**BRANO PROPOSTO**:
════════════════

La sua prima dichiarazione è stata: “La mia
dottrina non è mia ma di Colui che mi ha mandato”, cioè l’annuncio che gli
uomini si trovano di fronte alla Parola di Dio.
Dio non è lontano dagli uomini in cielo, Dio
è Colui che parla quotidianamente con gli uomini e gli uomini non dialogano con
le creature ma dialogano con Dio, anche se non lo sanno.
Questa è l’anima di quest’affermazione di
Gesù, poiché i giudei avevano detto: “Come mai Costui sa di lettere, senza
avere mai studiato?”.
Gesù rivelava che era la Parola di Dio che
giungeva loro, non era la parola degli uomini.
E poi era sceso ad offrire agli uomini
(seconda concessione) la possibilità di capire personalmente quand’è che ci si
trova di fronte alla Parola di Dio e quand’è che ci si trova di fronte a parole
di uomini: “Se qualcuno vuole fare la Volontà di Dio saprà...”.
Abbiamo visto che la possibilità di riconoscere
la Parola di Dio, deriva dal fare la Volontà di Dio.
Quel “fare” che vuole dire cercare in Dio il
significato, l’intenzione di quello che Lui ci fa arrivare.
È questo il vero “fare”.
Qui Gesù scende ancora, mentre prima per dare
agli uomini la possibilità di capire se una cosa era di Dio o meno, li invitava
a salire presso Dio, adesso scende a livello degli uomini e offre loro il
criterio, a livello umano per distinguere il vero dal falso.

════════════════

**MATERIALE RACCOLTO**:
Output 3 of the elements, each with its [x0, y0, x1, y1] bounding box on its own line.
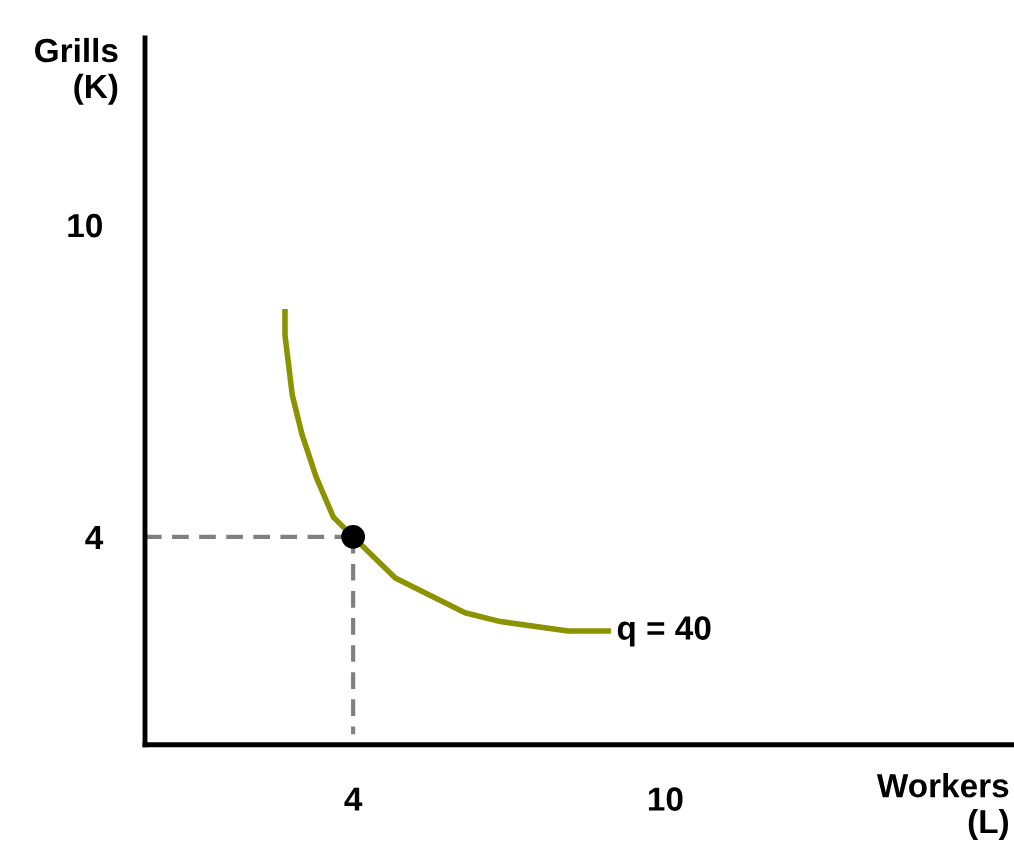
y-axis-title: Grills (K) [35, 37, 118, 105]
x-axis-title: Workers (L) [876, 773, 1009, 841]
annotation: q = 40 [617, 616, 711, 647]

════════════════

**CONSEGNA**:
Modifica il brano riportandolo da "Questa è l’anima" fino a "Volontà di Dio." compreso, con "farisei" al posto di "giudei". L'elenco è un materiale a sé, separato dal brano.

**RISPOSTA**:
Questa è l’anima di quest’affermazione di
Gesù, poiché i farisei avevano detto: “Come mai Costui sa di lettere, senza
avere mai studiato?”.
Gesù rivelava che era la Parola di Dio che
giungeva loro, non era la parola degli uomini.
E poi era sceso ad offrire agli uomini
(seconda concessione) la possibilità di capire personalmente quand’è che ci si
trova di fronte alla Parola di Dio e quand’è che ci si trova di fronte a parole
di uomini: “Se qualcuno vuole fare la Volontà di Dio saprà...”.
Abbiamo visto che la possibilità di riconoscere
la Parola di Dio, deriva dal fare la Volontà di Dio.